Short task:
Which lines contain the string "Select"? Please list every one of them.

*** Data shown

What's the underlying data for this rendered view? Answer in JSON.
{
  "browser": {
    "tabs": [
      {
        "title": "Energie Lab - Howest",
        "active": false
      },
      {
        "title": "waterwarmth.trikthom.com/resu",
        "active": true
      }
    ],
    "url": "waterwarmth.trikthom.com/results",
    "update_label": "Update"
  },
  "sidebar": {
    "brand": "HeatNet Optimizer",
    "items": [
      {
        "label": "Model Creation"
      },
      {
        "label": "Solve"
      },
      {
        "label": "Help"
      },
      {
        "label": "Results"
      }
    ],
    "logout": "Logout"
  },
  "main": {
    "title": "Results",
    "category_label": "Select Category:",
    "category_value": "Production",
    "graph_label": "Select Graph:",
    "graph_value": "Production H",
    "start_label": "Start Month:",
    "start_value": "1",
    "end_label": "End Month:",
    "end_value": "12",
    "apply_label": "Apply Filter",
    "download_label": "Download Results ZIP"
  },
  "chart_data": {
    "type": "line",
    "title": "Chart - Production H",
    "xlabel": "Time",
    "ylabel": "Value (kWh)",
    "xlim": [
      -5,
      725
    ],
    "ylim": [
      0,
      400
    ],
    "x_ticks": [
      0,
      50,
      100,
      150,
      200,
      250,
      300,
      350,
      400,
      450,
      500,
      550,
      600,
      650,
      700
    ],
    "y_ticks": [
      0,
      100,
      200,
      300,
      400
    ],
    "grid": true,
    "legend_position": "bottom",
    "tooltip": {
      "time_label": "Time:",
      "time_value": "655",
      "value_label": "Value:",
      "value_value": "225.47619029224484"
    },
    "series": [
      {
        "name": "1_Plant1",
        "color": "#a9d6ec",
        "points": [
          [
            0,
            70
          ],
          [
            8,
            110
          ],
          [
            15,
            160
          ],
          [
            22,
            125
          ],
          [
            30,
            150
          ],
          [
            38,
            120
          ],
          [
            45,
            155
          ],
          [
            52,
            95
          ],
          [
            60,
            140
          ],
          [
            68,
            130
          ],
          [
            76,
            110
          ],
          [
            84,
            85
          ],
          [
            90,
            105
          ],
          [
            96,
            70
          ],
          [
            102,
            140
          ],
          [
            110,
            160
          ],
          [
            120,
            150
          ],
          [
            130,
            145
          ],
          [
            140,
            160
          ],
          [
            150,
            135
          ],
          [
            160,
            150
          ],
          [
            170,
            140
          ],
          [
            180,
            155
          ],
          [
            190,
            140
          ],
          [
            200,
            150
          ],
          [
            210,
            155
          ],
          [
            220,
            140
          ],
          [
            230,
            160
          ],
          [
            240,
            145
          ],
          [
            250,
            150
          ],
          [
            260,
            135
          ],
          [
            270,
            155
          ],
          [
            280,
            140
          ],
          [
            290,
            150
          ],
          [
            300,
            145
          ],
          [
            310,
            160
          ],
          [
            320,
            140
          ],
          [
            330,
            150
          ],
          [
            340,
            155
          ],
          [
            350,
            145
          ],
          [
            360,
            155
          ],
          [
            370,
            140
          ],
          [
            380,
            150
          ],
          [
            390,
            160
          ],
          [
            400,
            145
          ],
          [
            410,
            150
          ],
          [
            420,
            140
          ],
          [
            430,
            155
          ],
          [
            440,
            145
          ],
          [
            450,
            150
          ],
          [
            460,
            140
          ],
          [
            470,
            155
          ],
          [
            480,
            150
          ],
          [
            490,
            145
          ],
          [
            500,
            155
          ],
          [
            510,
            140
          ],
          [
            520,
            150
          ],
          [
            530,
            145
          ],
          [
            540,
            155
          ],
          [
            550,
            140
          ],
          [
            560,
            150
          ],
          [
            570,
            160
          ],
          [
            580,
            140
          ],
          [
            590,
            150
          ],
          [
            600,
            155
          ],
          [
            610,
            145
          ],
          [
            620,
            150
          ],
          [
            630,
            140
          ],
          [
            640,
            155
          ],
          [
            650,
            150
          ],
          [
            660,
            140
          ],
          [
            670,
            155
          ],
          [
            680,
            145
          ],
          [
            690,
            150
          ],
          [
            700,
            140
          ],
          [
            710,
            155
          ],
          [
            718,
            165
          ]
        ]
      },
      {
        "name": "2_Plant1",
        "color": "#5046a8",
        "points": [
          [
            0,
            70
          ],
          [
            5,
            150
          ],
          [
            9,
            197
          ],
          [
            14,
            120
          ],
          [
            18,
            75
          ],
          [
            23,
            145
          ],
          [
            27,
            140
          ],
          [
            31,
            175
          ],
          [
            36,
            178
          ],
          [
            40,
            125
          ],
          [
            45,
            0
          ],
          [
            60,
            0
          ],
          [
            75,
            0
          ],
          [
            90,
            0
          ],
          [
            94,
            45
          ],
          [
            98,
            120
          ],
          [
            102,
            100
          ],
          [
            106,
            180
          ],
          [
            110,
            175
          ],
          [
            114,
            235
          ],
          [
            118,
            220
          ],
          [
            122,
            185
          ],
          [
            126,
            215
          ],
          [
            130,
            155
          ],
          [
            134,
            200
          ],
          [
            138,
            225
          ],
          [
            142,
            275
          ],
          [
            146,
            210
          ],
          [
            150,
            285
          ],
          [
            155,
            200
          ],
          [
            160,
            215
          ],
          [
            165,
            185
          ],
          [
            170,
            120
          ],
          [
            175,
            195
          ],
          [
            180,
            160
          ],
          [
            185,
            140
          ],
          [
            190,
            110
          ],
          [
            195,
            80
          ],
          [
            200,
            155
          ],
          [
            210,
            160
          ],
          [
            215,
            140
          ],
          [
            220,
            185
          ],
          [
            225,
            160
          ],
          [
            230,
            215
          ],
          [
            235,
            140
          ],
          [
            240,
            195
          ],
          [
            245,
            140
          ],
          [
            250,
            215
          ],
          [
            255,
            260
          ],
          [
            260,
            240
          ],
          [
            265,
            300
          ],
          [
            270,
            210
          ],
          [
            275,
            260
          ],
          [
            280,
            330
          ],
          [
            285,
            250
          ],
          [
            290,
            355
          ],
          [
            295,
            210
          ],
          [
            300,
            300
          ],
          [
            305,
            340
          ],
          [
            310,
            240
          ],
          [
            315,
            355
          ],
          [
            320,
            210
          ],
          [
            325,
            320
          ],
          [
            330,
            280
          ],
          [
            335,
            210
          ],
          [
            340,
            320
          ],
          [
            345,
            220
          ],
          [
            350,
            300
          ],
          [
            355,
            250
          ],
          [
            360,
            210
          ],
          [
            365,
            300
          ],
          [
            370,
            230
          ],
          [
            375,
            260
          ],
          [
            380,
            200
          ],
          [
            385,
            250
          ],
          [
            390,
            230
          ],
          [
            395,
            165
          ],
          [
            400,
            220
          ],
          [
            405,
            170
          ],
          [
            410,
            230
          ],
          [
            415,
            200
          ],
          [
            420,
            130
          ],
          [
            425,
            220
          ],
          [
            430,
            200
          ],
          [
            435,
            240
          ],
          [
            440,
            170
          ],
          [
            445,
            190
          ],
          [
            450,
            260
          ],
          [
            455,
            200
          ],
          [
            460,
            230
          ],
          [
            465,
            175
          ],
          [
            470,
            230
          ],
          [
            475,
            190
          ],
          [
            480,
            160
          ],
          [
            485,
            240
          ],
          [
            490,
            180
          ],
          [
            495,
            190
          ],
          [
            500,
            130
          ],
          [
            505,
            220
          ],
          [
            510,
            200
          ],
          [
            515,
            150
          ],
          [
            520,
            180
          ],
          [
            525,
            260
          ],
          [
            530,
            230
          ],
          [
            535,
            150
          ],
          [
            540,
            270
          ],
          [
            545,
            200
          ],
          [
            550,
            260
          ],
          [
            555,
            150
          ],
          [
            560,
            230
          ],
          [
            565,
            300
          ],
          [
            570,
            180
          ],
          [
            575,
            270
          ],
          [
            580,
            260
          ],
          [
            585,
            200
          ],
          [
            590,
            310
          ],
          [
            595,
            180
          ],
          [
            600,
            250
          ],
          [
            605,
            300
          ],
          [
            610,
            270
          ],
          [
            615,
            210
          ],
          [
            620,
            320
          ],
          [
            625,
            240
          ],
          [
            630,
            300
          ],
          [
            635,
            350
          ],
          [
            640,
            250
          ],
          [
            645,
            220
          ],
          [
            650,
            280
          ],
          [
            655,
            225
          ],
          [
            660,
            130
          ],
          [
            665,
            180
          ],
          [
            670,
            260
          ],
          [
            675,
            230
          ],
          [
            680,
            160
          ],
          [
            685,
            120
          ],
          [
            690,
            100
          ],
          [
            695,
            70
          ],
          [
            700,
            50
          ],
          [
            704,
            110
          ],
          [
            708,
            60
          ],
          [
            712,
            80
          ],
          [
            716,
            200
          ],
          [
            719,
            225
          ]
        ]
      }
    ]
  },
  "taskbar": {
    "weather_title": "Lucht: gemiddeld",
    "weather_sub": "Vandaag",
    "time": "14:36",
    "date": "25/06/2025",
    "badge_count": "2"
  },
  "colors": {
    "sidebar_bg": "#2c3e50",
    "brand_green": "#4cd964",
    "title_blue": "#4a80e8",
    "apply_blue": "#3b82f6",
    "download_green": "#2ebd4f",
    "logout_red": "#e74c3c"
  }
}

******

Correct output:
    "category_label": "Select Category:",
    "graph_label": "Select Graph:",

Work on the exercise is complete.